→ ACTION ITEM: The response should be an exact copy of every record.

═══ SUPPLIED DATA

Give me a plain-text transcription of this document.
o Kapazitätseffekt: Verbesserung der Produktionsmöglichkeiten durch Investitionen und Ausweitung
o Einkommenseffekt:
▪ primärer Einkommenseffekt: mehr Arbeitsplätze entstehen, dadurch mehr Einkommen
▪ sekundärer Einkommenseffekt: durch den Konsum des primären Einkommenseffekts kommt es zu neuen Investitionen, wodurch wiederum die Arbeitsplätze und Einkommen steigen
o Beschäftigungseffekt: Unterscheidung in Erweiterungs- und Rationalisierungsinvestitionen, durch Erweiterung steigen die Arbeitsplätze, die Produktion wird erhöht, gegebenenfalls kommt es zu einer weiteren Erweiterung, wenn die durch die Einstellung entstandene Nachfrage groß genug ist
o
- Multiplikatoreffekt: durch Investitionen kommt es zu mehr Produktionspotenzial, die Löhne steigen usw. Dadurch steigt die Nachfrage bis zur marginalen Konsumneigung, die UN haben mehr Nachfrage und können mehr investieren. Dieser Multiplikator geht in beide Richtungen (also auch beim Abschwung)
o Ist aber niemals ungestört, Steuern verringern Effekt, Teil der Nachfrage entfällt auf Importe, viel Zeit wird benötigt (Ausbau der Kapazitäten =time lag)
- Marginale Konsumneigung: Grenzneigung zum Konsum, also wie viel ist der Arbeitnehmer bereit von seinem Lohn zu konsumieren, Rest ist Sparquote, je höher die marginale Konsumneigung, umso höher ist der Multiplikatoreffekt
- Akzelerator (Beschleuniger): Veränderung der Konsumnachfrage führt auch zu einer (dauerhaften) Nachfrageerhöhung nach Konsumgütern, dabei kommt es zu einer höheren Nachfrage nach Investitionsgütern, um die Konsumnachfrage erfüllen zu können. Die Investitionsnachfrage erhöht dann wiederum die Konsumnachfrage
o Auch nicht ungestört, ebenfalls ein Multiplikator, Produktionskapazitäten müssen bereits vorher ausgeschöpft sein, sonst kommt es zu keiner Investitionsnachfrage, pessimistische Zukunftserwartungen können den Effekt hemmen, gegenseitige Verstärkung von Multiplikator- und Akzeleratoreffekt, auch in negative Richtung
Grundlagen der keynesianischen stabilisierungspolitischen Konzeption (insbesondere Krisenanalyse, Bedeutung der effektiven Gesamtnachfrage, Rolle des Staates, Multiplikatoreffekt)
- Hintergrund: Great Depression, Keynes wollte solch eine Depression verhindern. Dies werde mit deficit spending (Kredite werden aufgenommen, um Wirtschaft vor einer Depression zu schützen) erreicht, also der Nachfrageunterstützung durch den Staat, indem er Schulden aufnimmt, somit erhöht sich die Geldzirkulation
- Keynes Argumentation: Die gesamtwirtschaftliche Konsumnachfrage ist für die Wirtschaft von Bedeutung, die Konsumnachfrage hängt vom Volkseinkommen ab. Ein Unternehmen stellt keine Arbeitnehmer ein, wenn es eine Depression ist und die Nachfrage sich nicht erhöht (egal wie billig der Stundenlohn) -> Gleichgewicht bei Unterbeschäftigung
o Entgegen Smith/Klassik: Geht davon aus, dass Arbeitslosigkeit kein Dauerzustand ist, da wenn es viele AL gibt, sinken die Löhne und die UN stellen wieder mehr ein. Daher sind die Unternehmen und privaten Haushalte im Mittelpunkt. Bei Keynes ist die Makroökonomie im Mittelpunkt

══════

→ RESULT:
Give me a plain-text transcription of this document.
o Kapazitätseffekt: Verbesserung der Produktionsmöglichkeiten durch Investitionen und Ausweitung
o Einkommenseffekt:
▪ primärer Einkommenseffekt: mehr Arbeitsplätze entstehen, dadurch mehr Einkommen
▪ sekundärer Einkommenseffekt: durch den Konsum des primären Einkommenseffekts kommt es zu neuen Investitionen, wodurch wiederum die Arbeitsplätze und Einkommen steigen
o Beschäftigungseffekt: Unterscheidung in Erweiterungs- und Rationalisierungsinvestitionen, durch Erweiterung steigen die Arbeitsplätze, die Produktion wird erhöht, gegebenenfalls kommt es zu einer weiteren Erweiterung, wenn die durch die Einstellung entstandene Nachfrage groß genug ist
o
- Multiplikatoreffekt: durch Investitionen kommt es zu mehr Produktionspotenzial, die Löhne steigen usw. Dadurch steigt die Nachfrage bis zur marginalen Konsumneigung, die UN haben mehr Nachfrage und können mehr investieren. Dieser Multiplikator geht in beide Richtungen (also auch beim Abschwung)
o Ist aber niemals ungestört, Steuern verringern Effekt, Teil der Nachfrage entfällt auf Importe, viel Zeit wird benötigt (Ausbau der Kapazitäten =time lag)
- Marginale Konsumneigung: Grenzneigung zum Konsum, also wie viel ist der Arbeitnehmer bereit von seinem Lohn zu konsumieren, Rest ist Sparquote, je höher die marginale Konsumneigung, umso höher ist der Multiplikatoreffekt
- Akzelerator (Beschleuniger): Veränderung der Konsumnachfrage führt auch zu einer (dauerhaften) Nachfrageerhöhung nach Konsumgütern, dabei kommt es zu einer höheren Nachfrage nach Investitionsgütern, um die Konsumnachfrage erfüllen zu können. Die Investitionsnachfrage erhöht dann wiederum die Konsumnachfrage
o Auch nicht ungestört, ebenfalls ein Multiplikator, Produktionskapazitäten müssen bereits vorher ausgeschöpft sein, sonst kommt es zu keiner Investitionsnachfrage, pessimistische Zukunftserwartungen können den Effekt hemmen, gegenseitige Verstärkung von Multiplikator- und Akzeleratoreffekt, auch in negative Richtung
Grundlagen der keynesianischen stabilisierungspolitischen Konzeption (insbesondere Krisenanalyse, Bedeutung der effektiven Gesamtnachfrage, Rolle des Staates, Multiplikatoreffekt)
- Hintergrund: Great Depression, Keynes wollte solch eine Depression verhindern. Dies werde mit deficit spending (Kredite werden aufgenommen, um Wirtschaft vor einer Depression zu schützen) erreicht, also der Nachfrageunterstützung durch den Staat, indem er Schulden aufnimmt, somit erhöht sich die Geldzirkulation
- Keynes Argumentation: Die gesamtwirtschaftliche Konsumnachfrage ist für die Wirtschaft von Bedeutung, die Konsumnachfrage hängt vom Volkseinkommen ab. Ein Unternehmen stellt keine Arbeitnehmer ein, wenn es eine Depression ist und die Nachfrage sich nicht erhöht (egal wie billig der Stundenlohn) -> Gleichgewicht bei Unterbeschäftigung
o Entgegen Smith/Klassik: Geht davon aus, dass Arbeitslosigkeit kein Dauerzustand ist, da wenn es viele AL gibt, sinken die Löhne und die UN stellen wieder mehr ein. Daher sind die Unternehmen und privaten Haushalte im Mittelpunkt. Bei Keynes ist die Makroökonomie im Mittelpunkt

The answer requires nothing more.